= Your task =
Look through the lines below and state how many hold the word "isothiocyanate". Write only the number.

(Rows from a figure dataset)

---*---

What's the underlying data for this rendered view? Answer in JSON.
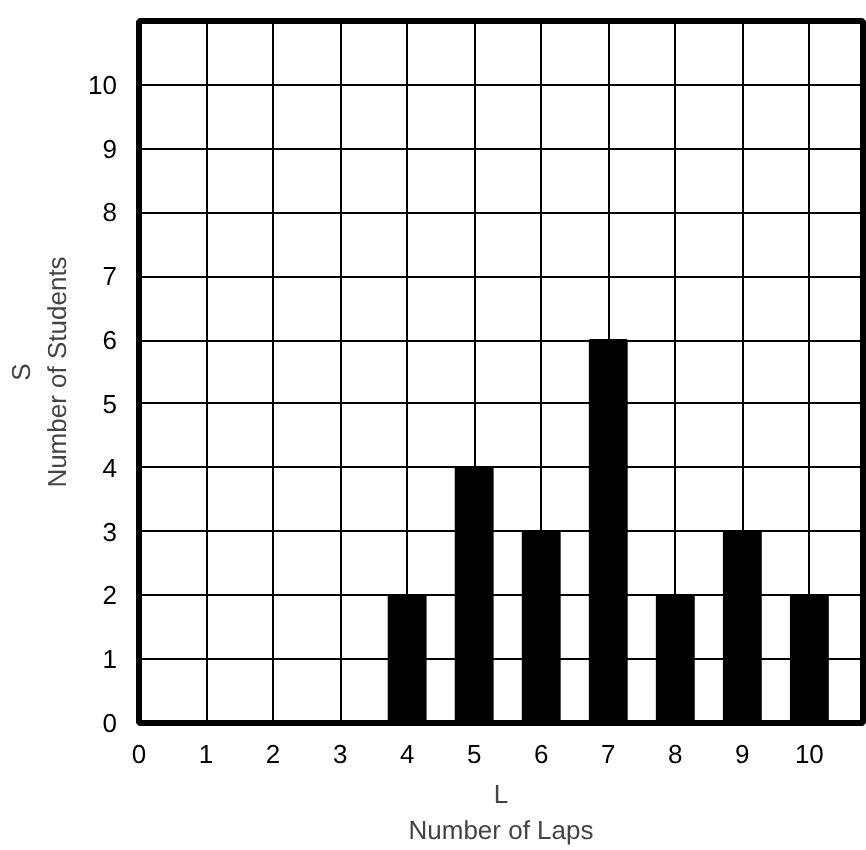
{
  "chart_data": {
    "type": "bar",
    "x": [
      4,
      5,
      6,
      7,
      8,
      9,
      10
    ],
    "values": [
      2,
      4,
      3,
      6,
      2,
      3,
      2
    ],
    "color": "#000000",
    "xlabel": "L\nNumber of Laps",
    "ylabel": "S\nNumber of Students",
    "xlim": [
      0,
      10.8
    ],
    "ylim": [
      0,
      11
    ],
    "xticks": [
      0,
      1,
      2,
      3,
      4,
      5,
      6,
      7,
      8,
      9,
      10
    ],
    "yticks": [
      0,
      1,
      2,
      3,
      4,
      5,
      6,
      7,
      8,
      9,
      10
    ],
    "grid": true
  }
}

---*---

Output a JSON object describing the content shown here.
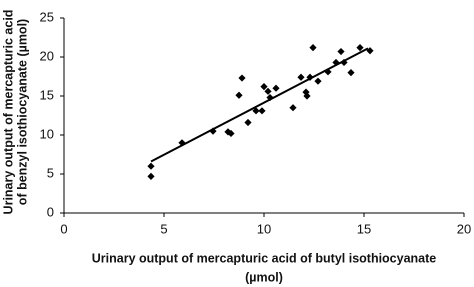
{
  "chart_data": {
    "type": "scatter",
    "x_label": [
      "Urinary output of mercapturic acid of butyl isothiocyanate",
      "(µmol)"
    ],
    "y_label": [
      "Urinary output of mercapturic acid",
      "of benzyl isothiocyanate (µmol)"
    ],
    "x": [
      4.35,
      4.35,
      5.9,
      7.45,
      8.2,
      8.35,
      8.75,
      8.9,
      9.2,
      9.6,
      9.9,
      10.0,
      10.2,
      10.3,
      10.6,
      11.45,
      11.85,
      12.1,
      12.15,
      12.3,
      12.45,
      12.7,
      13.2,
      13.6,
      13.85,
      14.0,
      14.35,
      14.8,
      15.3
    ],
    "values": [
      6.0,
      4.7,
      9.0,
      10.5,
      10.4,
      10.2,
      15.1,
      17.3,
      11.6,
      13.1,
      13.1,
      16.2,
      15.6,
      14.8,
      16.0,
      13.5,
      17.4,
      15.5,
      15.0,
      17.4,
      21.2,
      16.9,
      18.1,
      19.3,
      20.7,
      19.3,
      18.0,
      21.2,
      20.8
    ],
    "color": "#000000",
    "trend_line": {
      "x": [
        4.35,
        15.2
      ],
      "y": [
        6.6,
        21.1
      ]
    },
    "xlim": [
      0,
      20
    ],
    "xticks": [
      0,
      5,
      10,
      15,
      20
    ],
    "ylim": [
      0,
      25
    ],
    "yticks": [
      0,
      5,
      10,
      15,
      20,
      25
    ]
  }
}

---*---

= Exercise response =
2